- [EXERCISE DIRECTIONS]
Transcribe all the records exactly and omit any images they hold.

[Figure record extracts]

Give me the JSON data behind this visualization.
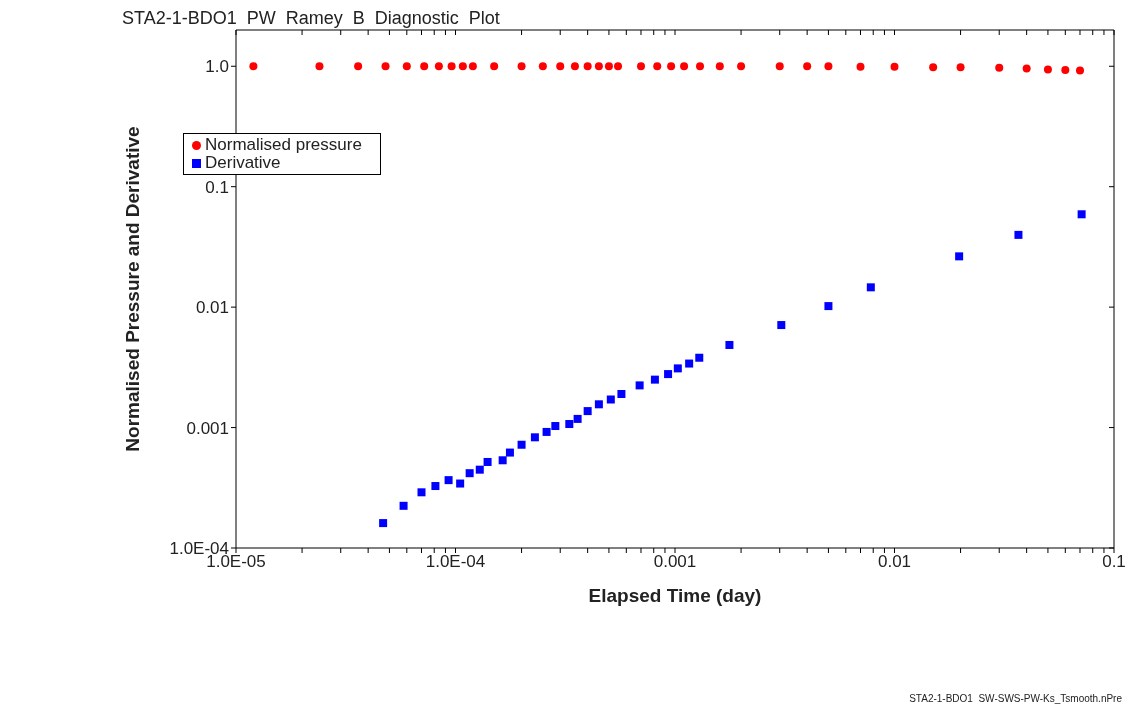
{
  "chart_data": {
    "type": "scatter",
    "title": "STA2-1-BDO1  PW  Ramey  B  Diagnostic  Plot",
    "xlabel": "Elapsed  Time  (day)",
    "ylabel": "Normalised  Pressure  and  Derivative",
    "annotations": [
      "STA2-1-BDO1  SW-SWS-PW-Ks_Tsmooth.nPre"
    ],
    "log": "xy",
    "grid": false,
    "legend": "top left",
    "xlim": [
      1e-05,
      0.1
    ],
    "ylim": [
      0.0001,
      2
    ],
    "xticks": [
      {
        "value": 1e-05,
        "label": "1.0E-05"
      },
      {
        "value": 2e-05,
        "label": null
      },
      {
        "value": 3e-05,
        "label": null
      },
      {
        "value": 4e-05,
        "label": null
      },
      {
        "value": 5e-05,
        "label": null
      },
      {
        "value": 6e-05,
        "label": null
      },
      {
        "value": 7e-05,
        "label": null
      },
      {
        "value": 8e-05,
        "label": null
      },
      {
        "value": 9e-05,
        "label": null
      },
      {
        "value": 0.0001,
        "label": "1.0E-04"
      },
      {
        "value": 0.0002,
        "label": null
      },
      {
        "value": 0.0003,
        "label": null
      },
      {
        "value": 0.0004,
        "label": null
      },
      {
        "value": 0.0005,
        "label": null
      },
      {
        "value": 0.0006,
        "label": null
      },
      {
        "value": 0.0007,
        "label": null
      },
      {
        "value": 0.0008,
        "label": null
      },
      {
        "value": 0.0009,
        "label": null
      },
      {
        "value": 0.001,
        "label": "0.001"
      },
      {
        "value": 0.002,
        "label": null
      },
      {
        "value": 0.003,
        "label": null
      },
      {
        "value": 0.004,
        "label": null
      },
      {
        "value": 0.005,
        "label": null
      },
      {
        "value": 0.006,
        "label": null
      },
      {
        "value": 0.007,
        "label": null
      },
      {
        "value": 0.008,
        "label": null
      },
      {
        "value": 0.009,
        "label": null
      },
      {
        "value": 0.01,
        "label": "0.01"
      },
      {
        "value": 0.02,
        "label": null
      },
      {
        "value": 0.03,
        "label": null
      },
      {
        "value": 0.04,
        "label": null
      },
      {
        "value": 0.05,
        "label": null
      },
      {
        "value": 0.06,
        "label": null
      },
      {
        "value": 0.07,
        "label": null
      },
      {
        "value": 0.08,
        "label": null
      },
      {
        "value": 0.09,
        "label": null
      },
      {
        "value": 0.1,
        "label": "0.1"
      }
    ],
    "yticks": [
      {
        "value": 0.0001,
        "label": "1.0E-04"
      },
      {
        "value": 0.001,
        "label": "0.001"
      },
      {
        "value": 0.01,
        "label": "0.01"
      },
      {
        "value": 0.1,
        "label": "0.1"
      },
      {
        "value": 1,
        "label": "1.0"
      }
    ],
    "series": [
      {
        "name": "Normalised pressure",
        "color": "#ff0000",
        "marker": "circle",
        "x": [
          1.2e-05,
          2.4e-05,
          3.6e-05,
          4.8e-05,
          6e-05,
          7.2e-05,
          8.4e-05,
          9.6e-05,
          0.000108,
          0.00012,
          0.00015,
          0.0002,
          0.00025,
          0.0003,
          0.00035,
          0.0004,
          0.00045,
          0.0005,
          0.00055,
          0.0007,
          0.00083,
          0.00096,
          0.0011,
          0.0013,
          0.0016,
          0.002,
          0.003,
          0.004,
          0.005,
          0.007,
          0.01,
          0.015,
          0.02,
          0.03,
          0.04,
          0.05,
          0.06,
          0.07
        ],
        "values": [
          1,
          1,
          1,
          1,
          1,
          1,
          1,
          1,
          1,
          1,
          1,
          1,
          1,
          1,
          1,
          1,
          1,
          1,
          1,
          1,
          1,
          1,
          1,
          1,
          1,
          1,
          1,
          1,
          1,
          0.99,
          0.99,
          0.98,
          0.98,
          0.97,
          0.96,
          0.94,
          0.93,
          0.92
        ]
      },
      {
        "name": "Derivative",
        "color": "#0000ff",
        "marker": "square",
        "x": [
          4.68e-05,
          5.8e-05,
          7e-05,
          8.1e-05,
          9.3e-05,
          0.000105,
          0.000116,
          0.000129,
          0.00014,
          0.000164,
          0.000177,
          0.0002,
          0.00023,
          0.00026,
          0.000285,
          0.00033,
          0.00036,
          0.0004,
          0.00045,
          0.00051,
          0.00057,
          0.00069,
          0.00081,
          0.00093,
          0.00103,
          0.00116,
          0.00129,
          0.00177,
          0.00305,
          0.005,
          0.0078,
          0.0197,
          0.0367,
          0.0712
        ],
        "values": [
          0.000161,
          0.000224,
          0.00029,
          0.000327,
          0.000366,
          0.000343,
          0.000418,
          0.000447,
          0.000518,
          0.000535,
          0.00062,
          0.00072,
          0.00083,
          0.00092,
          0.00103,
          0.00107,
          0.00118,
          0.00137,
          0.00156,
          0.00171,
          0.0019,
          0.00224,
          0.0025,
          0.00278,
          0.0031,
          0.0034,
          0.0038,
          0.00485,
          0.0071,
          0.0102,
          0.0146,
          0.0264,
          0.0398,
          0.059
        ]
      }
    ]
  }
}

- [COMPLETE RESPONSE]
Give me the JSON data behind this visualization.
{
  "chart_data": {
    "type": "scatter",
    "title": "STA2-1-BDO1  PW  Ramey  B  Diagnostic  Plot",
    "xlabel": "Elapsed  Time  (day)",
    "ylabel": "Normalised  Pressure  and  Derivative",
    "annotations": [
      "STA2-1-BDO1  SW-SWS-PW-Ks_Tsmooth.nPre"
    ],
    "log": "xy",
    "grid": false,
    "legend": "top left",
    "xlim": [
      1e-05,
      0.1
    ],
    "ylim": [
      0.0001,
      2
    ],
    "xticks": [
      {
        "value": 1e-05,
        "label": "1.0E-05"
      },
      {
        "value": 2e-05,
        "label": null
      },
      {
        "value": 3e-05,
        "label": null
      },
      {
        "value": 4e-05,
        "label": null
      },
      {
        "value": 5e-05,
        "label": null
      },
      {
        "value": 6e-05,
        "label": null
      },
      {
        "value": 7e-05,
        "label": null
      },
      {
        "value": 8e-05,
        "label": null
      },
      {
        "value": 9e-05,
        "label": null
      },
      {
        "value": 0.0001,
        "label": "1.0E-04"
      },
      {
        "value": 0.0002,
        "label": null
      },
      {
        "value": 0.0003,
        "label": null
      },
      {
        "value": 0.0004,
        "label": null
      },
      {
        "value": 0.0005,
        "label": null
      },
      {
        "value": 0.0006,
        "label": null
      },
      {
        "value": 0.0007,
        "label": null
      },
      {
        "value": 0.0008,
        "label": null
      },
      {
        "value": 0.0009,
        "label": null
      },
      {
        "value": 0.001,
        "label": "0.001"
      },
      {
        "value": 0.002,
        "label": null
      },
      {
        "value": 0.003,
        "label": null
      },
      {
        "value": 0.004,
        "label": null
      },
      {
        "value": 0.005,
        "label": null
      },
      {
        "value": 0.006,
        "label": null
      },
      {
        "value": 0.007,
        "label": null
      },
      {
        "value": 0.008,
        "label": null
      },
      {
        "value": 0.009,
        "label": null
      },
      {
        "value": 0.01,
        "label": "0.01"
      },
      {
        "value": 0.02,
        "label": null
      },
      {
        "value": 0.03,
        "label": null
      },
      {
        "value": 0.04,
        "label": null
      },
      {
        "value": 0.05,
        "label": null
      },
      {
        "value": 0.06,
        "label": null
      },
      {
        "value": 0.07,
        "label": null
      },
      {
        "value": 0.08,
        "label": null
      },
      {
        "value": 0.09,
        "label": null
      },
      {
        "value": 0.1,
        "label": "0.1"
      }
    ],
    "yticks": [
      {
        "value": 0.0001,
        "label": "1.0E-04"
      },
      {
        "value": 0.001,
        "label": "0.001"
      },
      {
        "value": 0.01,
        "label": "0.01"
      },
      {
        "value": 0.1,
        "label": "0.1"
      },
      {
        "value": 1,
        "label": "1.0"
      }
    ],
    "series": [
      {
        "name": "Normalised pressure",
        "color": "#ff0000",
        "marker": "circle",
        "x": [
          1.2e-05,
          2.4e-05,
          3.6e-05,
          4.8e-05,
          6e-05,
          7.2e-05,
          8.4e-05,
          9.6e-05,
          0.000108,
          0.00012,
          0.00015,
          0.0002,
          0.00025,
          0.0003,
          0.00035,
          0.0004,
          0.00045,
          0.0005,
          0.00055,
          0.0007,
          0.00083,
          0.00096,
          0.0011,
          0.0013,
          0.0016,
          0.002,
          0.003,
          0.004,
          0.005,
          0.007,
          0.01,
          0.015,
          0.02,
          0.03,
          0.04,
          0.05,
          0.06,
          0.07
        ],
        "values": [
          1,
          1,
          1,
          1,
          1,
          1,
          1,
          1,
          1,
          1,
          1,
          1,
          1,
          1,
          1,
          1,
          1,
          1,
          1,
          1,
          1,
          1,
          1,
          1,
          1,
          1,
          1,
          1,
          1,
          0.99,
          0.99,
          0.98,
          0.98,
          0.97,
          0.96,
          0.94,
          0.93,
          0.92
        ]
      },
      {
        "name": "Derivative",
        "color": "#0000ff",
        "marker": "square",
        "x": [
          4.68e-05,
          5.8e-05,
          7e-05,
          8.1e-05,
          9.3e-05,
          0.000105,
          0.000116,
          0.000129,
          0.00014,
          0.000164,
          0.000177,
          0.0002,
          0.00023,
          0.00026,
          0.000285,
          0.00033,
          0.00036,
          0.0004,
          0.00045,
          0.00051,
          0.00057,
          0.00069,
          0.00081,
          0.00093,
          0.00103,
          0.00116,
          0.00129,
          0.00177,
          0.00305,
          0.005,
          0.0078,
          0.0197,
          0.0367,
          0.0712
        ],
        "values": [
          0.000161,
          0.000224,
          0.00029,
          0.000327,
          0.000366,
          0.000343,
          0.000418,
          0.000447,
          0.000518,
          0.000535,
          0.00062,
          0.00072,
          0.00083,
          0.00092,
          0.00103,
          0.00107,
          0.00118,
          0.00137,
          0.00156,
          0.00171,
          0.0019,
          0.00224,
          0.0025,
          0.00278,
          0.0031,
          0.0034,
          0.0038,
          0.00485,
          0.0071,
          0.0102,
          0.0146,
          0.0264,
          0.0398,
          0.059
        ]
      }
    ]
  }
}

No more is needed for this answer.